• **REQUIREMENTS**:
The records below are to be copied word for word, with every picture left out.

Figure contents as structured data
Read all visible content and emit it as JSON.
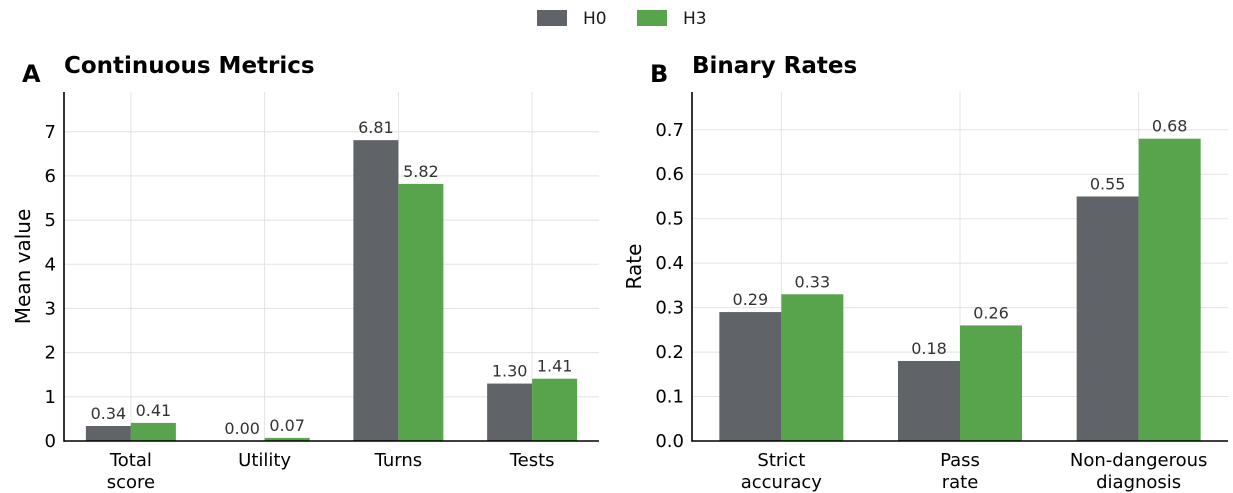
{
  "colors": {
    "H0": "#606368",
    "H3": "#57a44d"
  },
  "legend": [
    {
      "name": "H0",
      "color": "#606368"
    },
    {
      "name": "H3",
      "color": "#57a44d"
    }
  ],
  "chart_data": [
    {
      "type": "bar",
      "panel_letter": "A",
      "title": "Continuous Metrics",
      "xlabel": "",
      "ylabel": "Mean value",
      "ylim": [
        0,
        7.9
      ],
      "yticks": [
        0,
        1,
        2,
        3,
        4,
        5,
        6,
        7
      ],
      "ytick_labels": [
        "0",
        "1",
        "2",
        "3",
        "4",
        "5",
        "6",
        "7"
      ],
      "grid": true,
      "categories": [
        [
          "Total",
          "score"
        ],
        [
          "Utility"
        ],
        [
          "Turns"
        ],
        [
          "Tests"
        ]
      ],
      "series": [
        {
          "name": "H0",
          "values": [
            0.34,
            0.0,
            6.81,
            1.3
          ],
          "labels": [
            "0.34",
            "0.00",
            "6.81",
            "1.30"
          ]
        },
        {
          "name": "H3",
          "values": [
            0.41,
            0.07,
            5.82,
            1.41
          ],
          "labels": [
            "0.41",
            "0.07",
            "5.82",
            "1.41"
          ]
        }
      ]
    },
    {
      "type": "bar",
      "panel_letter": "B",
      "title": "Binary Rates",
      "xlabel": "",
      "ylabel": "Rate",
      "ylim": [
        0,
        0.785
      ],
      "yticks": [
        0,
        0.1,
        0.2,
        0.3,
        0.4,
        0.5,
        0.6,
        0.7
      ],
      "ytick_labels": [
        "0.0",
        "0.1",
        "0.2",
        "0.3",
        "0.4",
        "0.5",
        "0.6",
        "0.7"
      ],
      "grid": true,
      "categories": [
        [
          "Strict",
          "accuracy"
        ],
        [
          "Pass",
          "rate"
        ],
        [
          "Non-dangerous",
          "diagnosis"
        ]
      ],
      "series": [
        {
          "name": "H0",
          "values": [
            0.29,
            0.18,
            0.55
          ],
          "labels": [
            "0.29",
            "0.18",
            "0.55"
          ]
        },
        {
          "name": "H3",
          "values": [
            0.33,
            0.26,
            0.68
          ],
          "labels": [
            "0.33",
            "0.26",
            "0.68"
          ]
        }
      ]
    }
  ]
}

• **ANSWER TO THE EXERCISE**:
Read all visible content and emit it as JSON.
{
  "colors": {
    "H0": "#606368",
    "H3": "#57a44d"
  },
  "legend": [
    {
      "name": "H0",
      "color": "#606368"
    },
    {
      "name": "H3",
      "color": "#57a44d"
    }
  ],
  "chart_data": [
    {
      "type": "bar",
      "panel_letter": "A",
      "title": "Continuous Metrics",
      "xlabel": "",
      "ylabel": "Mean value",
      "ylim": [
        0,
        7.9
      ],
      "yticks": [
        0,
        1,
        2,
        3,
        4,
        5,
        6,
        7
      ],
      "ytick_labels": [
        "0",
        "1",
        "2",
        "3",
        "4",
        "5",
        "6",
        "7"
      ],
      "grid": true,
      "categories": [
        [
          "Total",
          "score"
        ],
        [
          "Utility"
        ],
        [
          "Turns"
        ],
        [
          "Tests"
        ]
      ],
      "series": [
        {
          "name": "H0",
          "values": [
            0.34,
            0.0,
            6.81,
            1.3
          ],
          "labels": [
            "0.34",
            "0.00",
            "6.81",
            "1.30"
          ]
        },
        {
          "name": "H3",
          "values": [
            0.41,
            0.07,
            5.82,
            1.41
          ],
          "labels": [
            "0.41",
            "0.07",
            "5.82",
            "1.41"
          ]
        }
      ]
    },
    {
      "type": "bar",
      "panel_letter": "B",
      "title": "Binary Rates",
      "xlabel": "",
      "ylabel": "Rate",
      "ylim": [
        0,
        0.785
      ],
      "yticks": [
        0,
        0.1,
        0.2,
        0.3,
        0.4,
        0.5,
        0.6,
        0.7
      ],
      "ytick_labels": [
        "0.0",
        "0.1",
        "0.2",
        "0.3",
        "0.4",
        "0.5",
        "0.6",
        "0.7"
      ],
      "grid": true,
      "categories": [
        [
          "Strict",
          "accuracy"
        ],
        [
          "Pass",
          "rate"
        ],
        [
          "Non-dangerous",
          "diagnosis"
        ]
      ],
      "series": [
        {
          "name": "H0",
          "values": [
            0.29,
            0.18,
            0.55
          ],
          "labels": [
            "0.29",
            "0.18",
            "0.55"
          ]
        },
        {
          "name": "H3",
          "values": [
            0.33,
            0.26,
            0.68
          ],
          "labels": [
            "0.33",
            "0.26",
            "0.68"
          ]
        }
      ]
    }
  ]
}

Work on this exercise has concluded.